§ **What this task involves**: Using the material that follows, identify and copy each line with the string "JSON".

§ **Task data**:
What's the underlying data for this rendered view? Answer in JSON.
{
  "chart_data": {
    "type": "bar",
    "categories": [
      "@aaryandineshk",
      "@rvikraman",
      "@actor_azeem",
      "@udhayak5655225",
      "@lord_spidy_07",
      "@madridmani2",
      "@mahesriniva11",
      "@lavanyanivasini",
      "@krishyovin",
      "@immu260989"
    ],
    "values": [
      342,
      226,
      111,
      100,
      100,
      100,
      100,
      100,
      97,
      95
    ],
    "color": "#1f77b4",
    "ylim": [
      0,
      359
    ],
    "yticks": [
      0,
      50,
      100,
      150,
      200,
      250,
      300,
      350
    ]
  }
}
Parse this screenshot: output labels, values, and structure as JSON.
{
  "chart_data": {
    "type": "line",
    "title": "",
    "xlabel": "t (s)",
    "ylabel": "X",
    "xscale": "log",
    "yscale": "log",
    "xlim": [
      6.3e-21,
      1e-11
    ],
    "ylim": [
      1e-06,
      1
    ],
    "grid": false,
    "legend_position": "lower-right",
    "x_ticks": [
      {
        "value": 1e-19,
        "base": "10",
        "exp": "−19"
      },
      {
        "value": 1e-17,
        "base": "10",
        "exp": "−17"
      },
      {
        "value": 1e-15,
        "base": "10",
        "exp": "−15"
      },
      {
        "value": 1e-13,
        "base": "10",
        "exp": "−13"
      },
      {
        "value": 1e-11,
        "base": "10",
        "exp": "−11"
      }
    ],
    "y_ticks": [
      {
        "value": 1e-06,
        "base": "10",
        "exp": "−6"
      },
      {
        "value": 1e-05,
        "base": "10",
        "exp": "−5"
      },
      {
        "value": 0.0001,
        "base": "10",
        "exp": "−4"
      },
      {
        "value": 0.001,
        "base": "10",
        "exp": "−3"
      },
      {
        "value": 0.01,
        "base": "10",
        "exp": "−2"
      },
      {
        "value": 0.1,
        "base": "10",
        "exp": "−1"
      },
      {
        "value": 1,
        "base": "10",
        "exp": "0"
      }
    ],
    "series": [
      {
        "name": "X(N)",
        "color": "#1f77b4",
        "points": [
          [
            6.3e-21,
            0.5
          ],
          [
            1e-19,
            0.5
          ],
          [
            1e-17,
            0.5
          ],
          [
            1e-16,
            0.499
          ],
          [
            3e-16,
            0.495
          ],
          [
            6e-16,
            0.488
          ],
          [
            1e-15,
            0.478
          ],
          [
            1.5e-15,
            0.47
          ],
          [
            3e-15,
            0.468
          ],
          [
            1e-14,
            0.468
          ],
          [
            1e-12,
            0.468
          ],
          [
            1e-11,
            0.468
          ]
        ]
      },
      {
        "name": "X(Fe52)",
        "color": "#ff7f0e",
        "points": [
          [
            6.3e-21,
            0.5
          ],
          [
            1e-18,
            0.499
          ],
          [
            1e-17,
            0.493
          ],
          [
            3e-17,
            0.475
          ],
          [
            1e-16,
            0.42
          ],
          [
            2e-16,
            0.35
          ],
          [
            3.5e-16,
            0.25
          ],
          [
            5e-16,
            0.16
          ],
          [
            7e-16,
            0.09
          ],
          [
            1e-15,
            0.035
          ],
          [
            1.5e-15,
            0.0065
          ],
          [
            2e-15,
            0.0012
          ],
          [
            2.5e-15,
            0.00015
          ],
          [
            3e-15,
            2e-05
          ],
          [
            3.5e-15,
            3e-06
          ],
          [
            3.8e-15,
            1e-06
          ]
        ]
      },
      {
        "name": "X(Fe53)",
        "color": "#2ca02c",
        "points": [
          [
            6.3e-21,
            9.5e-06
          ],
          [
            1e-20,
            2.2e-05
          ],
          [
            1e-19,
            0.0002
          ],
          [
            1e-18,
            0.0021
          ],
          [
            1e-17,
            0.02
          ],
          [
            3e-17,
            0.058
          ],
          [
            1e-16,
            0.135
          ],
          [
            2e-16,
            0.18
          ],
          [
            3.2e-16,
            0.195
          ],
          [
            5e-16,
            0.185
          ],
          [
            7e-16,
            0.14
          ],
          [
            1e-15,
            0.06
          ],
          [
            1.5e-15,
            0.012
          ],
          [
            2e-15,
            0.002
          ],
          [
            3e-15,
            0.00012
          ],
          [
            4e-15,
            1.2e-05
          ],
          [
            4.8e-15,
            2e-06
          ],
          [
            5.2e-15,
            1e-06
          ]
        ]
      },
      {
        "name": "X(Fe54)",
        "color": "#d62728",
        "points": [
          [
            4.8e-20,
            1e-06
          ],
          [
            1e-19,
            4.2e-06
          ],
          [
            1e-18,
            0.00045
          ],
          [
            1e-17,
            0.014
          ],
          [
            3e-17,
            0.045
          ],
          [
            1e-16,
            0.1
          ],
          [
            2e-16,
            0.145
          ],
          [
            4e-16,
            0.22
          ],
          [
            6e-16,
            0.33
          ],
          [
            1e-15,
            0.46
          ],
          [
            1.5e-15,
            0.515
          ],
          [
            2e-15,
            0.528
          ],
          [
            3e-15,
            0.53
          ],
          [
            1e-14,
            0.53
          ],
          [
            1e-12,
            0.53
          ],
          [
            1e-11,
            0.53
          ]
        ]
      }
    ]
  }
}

§ **Finished exercise**:
What's the underlying data for this rendered view? Answer in JSON.
Parse this screenshot: output labels, values, and structure as JSON.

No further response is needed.